- **RECORD EXCERPTS**
## begin

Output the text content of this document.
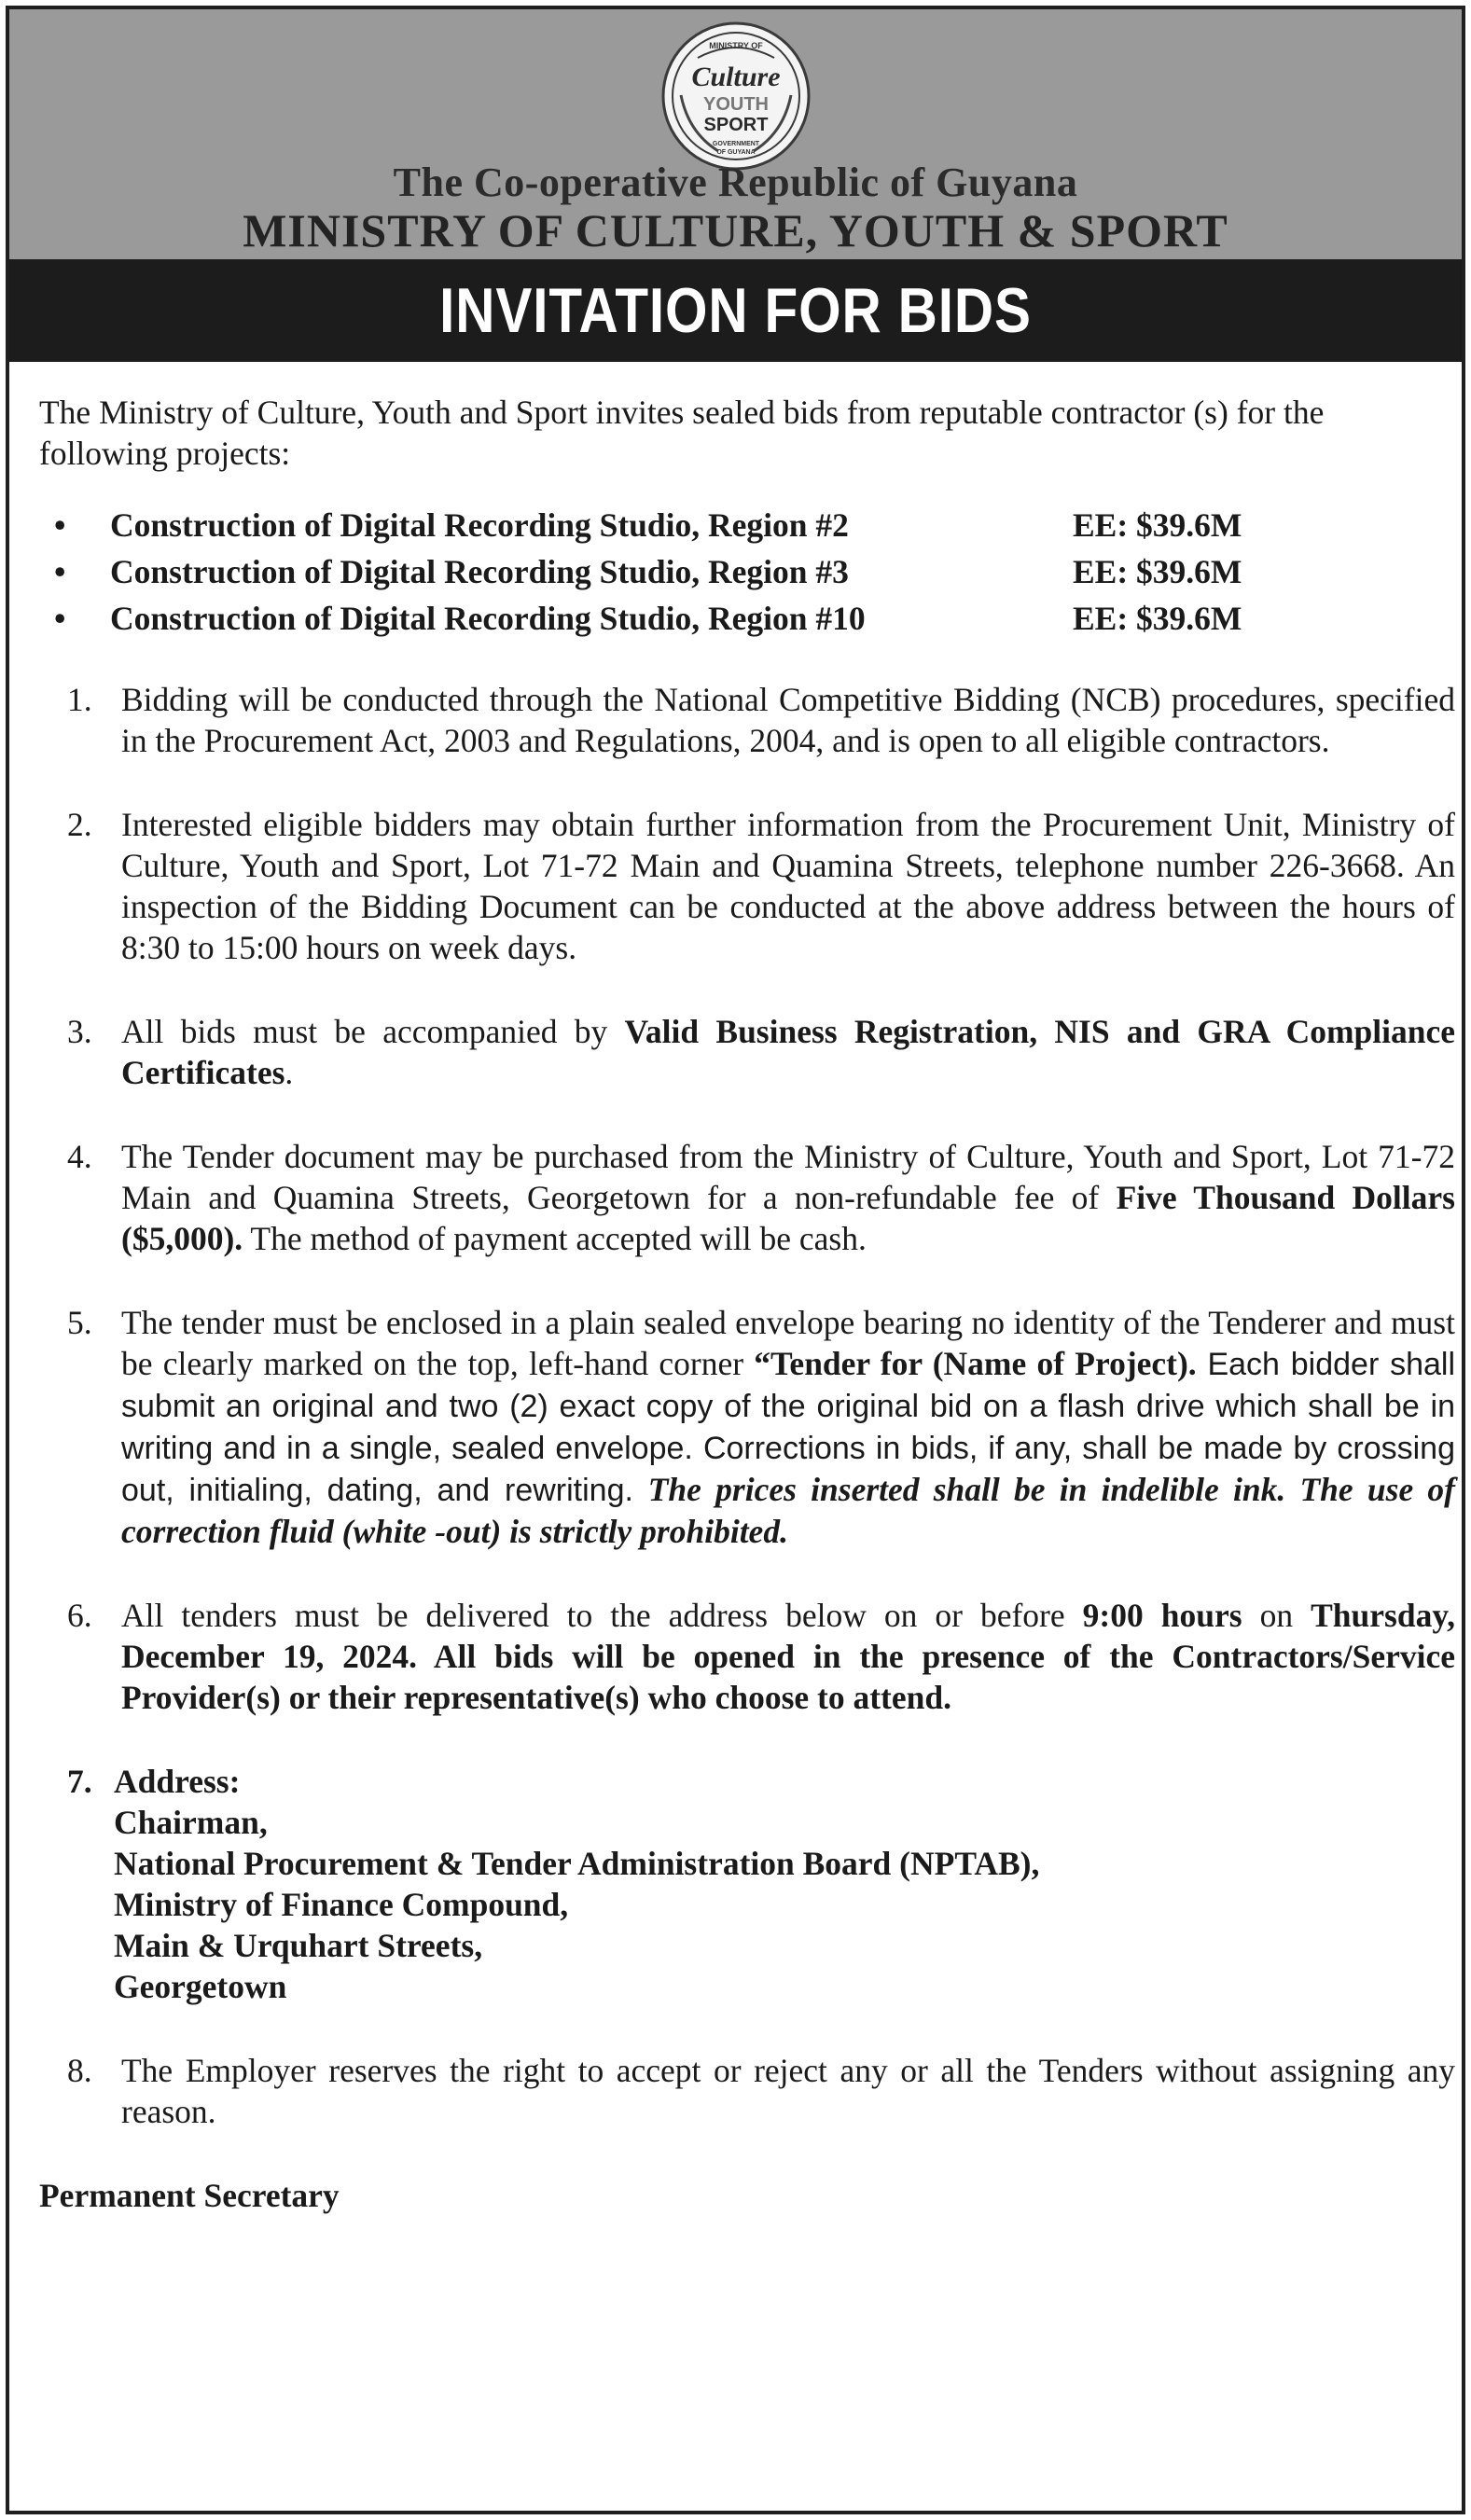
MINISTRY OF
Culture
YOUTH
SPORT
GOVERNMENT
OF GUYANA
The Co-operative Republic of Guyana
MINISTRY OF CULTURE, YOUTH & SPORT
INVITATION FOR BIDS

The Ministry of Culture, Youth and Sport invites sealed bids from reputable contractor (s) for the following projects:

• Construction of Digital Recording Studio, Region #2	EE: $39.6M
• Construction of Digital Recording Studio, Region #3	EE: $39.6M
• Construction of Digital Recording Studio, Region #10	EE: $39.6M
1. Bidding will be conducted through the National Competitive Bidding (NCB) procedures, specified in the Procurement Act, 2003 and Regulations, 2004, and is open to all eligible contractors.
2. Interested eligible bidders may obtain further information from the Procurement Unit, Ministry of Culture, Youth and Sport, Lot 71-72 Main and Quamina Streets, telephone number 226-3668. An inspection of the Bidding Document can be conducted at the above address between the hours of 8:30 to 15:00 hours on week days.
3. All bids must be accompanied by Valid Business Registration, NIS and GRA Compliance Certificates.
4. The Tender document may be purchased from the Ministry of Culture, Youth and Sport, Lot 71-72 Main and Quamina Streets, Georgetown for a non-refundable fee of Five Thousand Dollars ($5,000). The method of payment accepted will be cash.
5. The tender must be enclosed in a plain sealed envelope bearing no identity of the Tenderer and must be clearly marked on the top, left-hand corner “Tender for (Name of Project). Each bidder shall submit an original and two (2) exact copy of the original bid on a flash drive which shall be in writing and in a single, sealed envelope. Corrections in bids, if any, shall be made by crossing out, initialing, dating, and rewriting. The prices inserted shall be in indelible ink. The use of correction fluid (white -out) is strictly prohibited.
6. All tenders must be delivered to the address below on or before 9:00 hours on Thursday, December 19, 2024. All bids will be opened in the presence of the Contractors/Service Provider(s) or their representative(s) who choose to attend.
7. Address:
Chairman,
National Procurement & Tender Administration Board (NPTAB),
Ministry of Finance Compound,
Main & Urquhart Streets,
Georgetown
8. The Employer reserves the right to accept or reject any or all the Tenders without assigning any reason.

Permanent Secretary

## end

- **WORK TO COMPLETE**
Write out the entries again, exactly as given, skipping any images.

- **FULL OUTPUT**
Output the text content of this document.
MINISTRY OF
Culture
YOUTH
SPORT
GOVERNMENT
OF GUYANA
The Co-operative Republic of Guyana
MINISTRY OF CULTURE, YOUTH & SPORT
INVITATION FOR BIDS

The Ministry of Culture, Youth and Sport invites sealed bids from reputable contractor (s) for the following projects:

• Construction of Digital Recording Studio, Region #2	EE: $39.6M
• Construction of Digital Recording Studio, Region #3	EE: $39.6M
• Construction of Digital Recording Studio, Region #10	EE: $39.6M
1. Bidding will be conducted through the National Competitive Bidding (NCB) procedures, specified in the Procurement Act, 2003 and Regulations, 2004, and is open to all eligible contractors.
2. Interested eligible bidders may obtain further information from the Procurement Unit, Ministry of Culture, Youth and Sport, Lot 71-72 Main and Quamina Streets, telephone number 226-3668. An inspection of the Bidding Document can be conducted at the above address between the hours of 8:30 to 15:00 hours on week days.
3. All bids must be accompanied by Valid Business Registration, NIS and GRA Compliance Certificates.
4. The Tender document may be purchased from the Ministry of Culture, Youth and Sport, Lot 71-72 Main and Quamina Streets, Georgetown for a non-refundable fee of Five Thousand Dollars ($5,000). The method of payment accepted will be cash.
5. The tender must be enclosed in a plain sealed envelope bearing no identity of the Tenderer and must be clearly marked on the top, left-hand corner “Tender for (Name of Project). Each bidder shall submit an original and two (2) exact copy of the original bid on a flash drive which shall be in writing and in a single, sealed envelope. Corrections in bids, if any, shall be made by crossing out, initialing, dating, and rewriting. The prices inserted shall be in indelible ink. The use of correction fluid (white -out) is strictly prohibited.
6. All tenders must be delivered to the address below on or before 9:00 hours on Thursday, December 19, 2024. All bids will be opened in the presence of the Contractors/Service Provider(s) or their representative(s) who choose to attend.
7. Address:
Chairman,
National Procurement & Tender Administration Board (NPTAB),
Ministry of Finance Compound,
Main & Urquhart Streets,
Georgetown
8. The Employer reserves the right to accept or reject any or all the Tenders without assigning any reason.

Permanent Secretary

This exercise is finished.